Challenge>
Copy each line in which the string "Mais" occurs.

start

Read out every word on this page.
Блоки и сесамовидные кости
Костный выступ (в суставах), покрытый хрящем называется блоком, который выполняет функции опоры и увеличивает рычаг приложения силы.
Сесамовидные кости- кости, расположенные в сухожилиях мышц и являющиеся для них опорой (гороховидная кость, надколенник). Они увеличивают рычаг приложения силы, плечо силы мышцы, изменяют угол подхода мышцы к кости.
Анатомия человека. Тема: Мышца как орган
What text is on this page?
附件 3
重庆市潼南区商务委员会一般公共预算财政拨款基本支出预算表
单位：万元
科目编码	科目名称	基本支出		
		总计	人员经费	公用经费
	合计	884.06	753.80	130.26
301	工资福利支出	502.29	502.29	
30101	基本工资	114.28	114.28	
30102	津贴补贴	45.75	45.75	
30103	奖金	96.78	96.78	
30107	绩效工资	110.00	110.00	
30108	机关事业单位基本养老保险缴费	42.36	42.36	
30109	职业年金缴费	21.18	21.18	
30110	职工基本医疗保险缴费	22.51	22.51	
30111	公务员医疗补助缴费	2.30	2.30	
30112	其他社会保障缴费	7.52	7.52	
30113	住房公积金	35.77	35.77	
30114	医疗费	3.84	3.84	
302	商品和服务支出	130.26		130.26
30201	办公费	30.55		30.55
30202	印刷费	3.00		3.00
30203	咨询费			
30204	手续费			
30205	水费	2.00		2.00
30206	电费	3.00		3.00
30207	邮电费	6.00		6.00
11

end
start

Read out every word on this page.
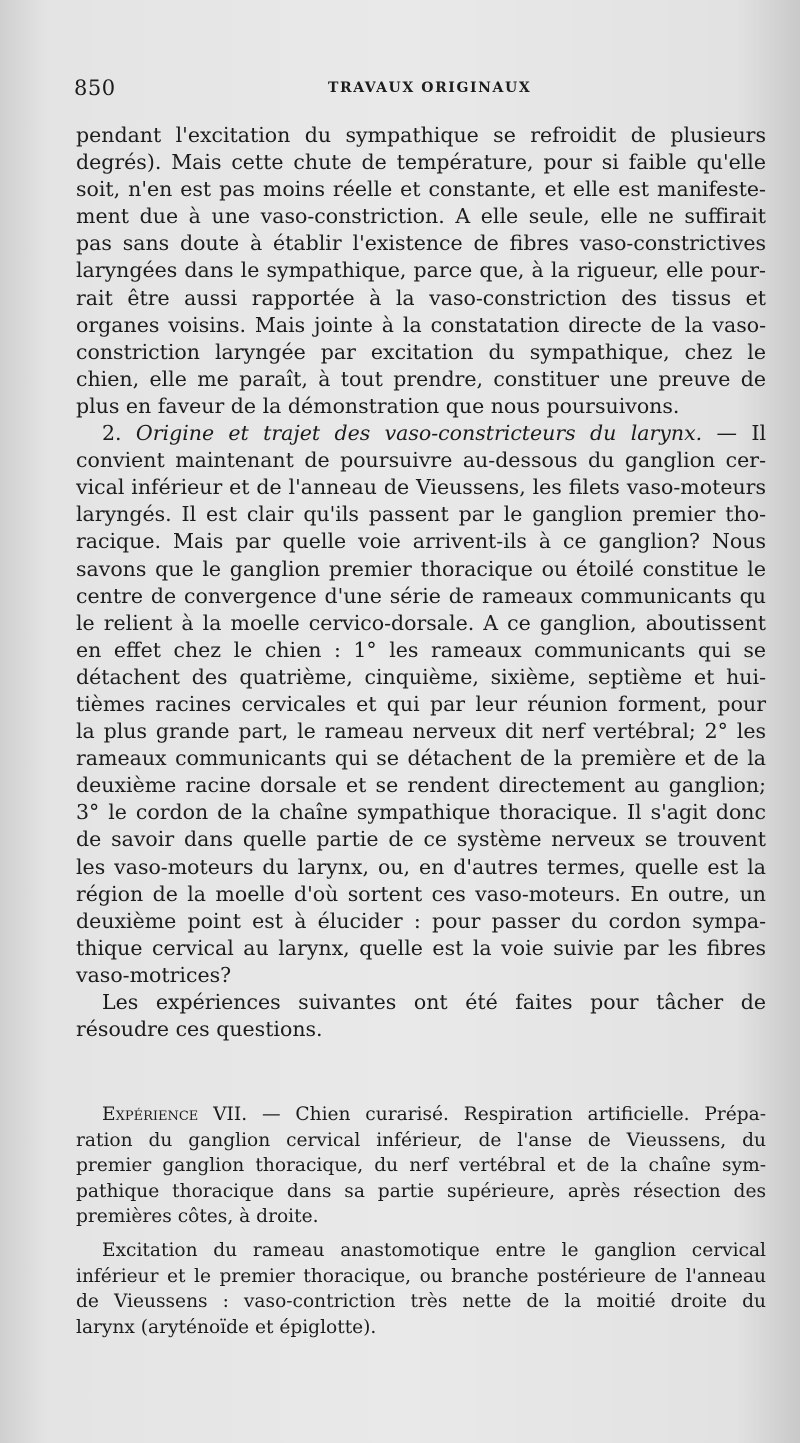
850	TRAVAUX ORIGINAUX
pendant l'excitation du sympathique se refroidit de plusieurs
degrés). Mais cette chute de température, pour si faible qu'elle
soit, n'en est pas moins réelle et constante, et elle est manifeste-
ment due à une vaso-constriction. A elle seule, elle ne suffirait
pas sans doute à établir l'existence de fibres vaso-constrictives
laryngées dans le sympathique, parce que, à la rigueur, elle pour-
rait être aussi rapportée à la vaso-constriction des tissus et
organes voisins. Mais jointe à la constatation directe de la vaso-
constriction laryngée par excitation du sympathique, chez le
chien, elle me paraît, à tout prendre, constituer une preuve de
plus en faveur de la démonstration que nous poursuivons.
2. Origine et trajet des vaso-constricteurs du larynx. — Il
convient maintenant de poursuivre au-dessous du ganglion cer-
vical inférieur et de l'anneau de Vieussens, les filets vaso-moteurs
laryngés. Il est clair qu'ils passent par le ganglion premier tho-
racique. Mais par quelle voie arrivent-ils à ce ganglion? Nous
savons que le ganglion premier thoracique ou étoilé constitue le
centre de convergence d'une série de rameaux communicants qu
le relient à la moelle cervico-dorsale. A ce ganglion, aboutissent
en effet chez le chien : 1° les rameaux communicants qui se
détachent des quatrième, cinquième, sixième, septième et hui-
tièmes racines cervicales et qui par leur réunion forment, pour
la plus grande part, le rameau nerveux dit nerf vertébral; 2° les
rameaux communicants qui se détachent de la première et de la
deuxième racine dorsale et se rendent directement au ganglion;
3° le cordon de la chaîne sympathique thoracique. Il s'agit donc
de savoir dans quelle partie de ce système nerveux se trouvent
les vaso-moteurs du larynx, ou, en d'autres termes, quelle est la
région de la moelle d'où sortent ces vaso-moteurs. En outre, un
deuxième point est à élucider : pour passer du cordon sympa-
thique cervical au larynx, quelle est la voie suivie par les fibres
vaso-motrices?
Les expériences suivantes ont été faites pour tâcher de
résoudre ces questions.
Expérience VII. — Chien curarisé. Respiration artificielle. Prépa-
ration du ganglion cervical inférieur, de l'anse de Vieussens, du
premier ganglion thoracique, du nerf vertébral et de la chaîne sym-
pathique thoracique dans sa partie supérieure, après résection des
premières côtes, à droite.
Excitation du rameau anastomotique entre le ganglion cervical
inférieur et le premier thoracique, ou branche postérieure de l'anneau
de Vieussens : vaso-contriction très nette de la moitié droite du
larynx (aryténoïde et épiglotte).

end

Result>
degrés). Mais cette chute de température, pour si faible qu'elle
organes voisins. Mais jointe à la constatation directe de la vaso-
racique. Mais par quelle voie arrivent-ils à ce ganglion? Nous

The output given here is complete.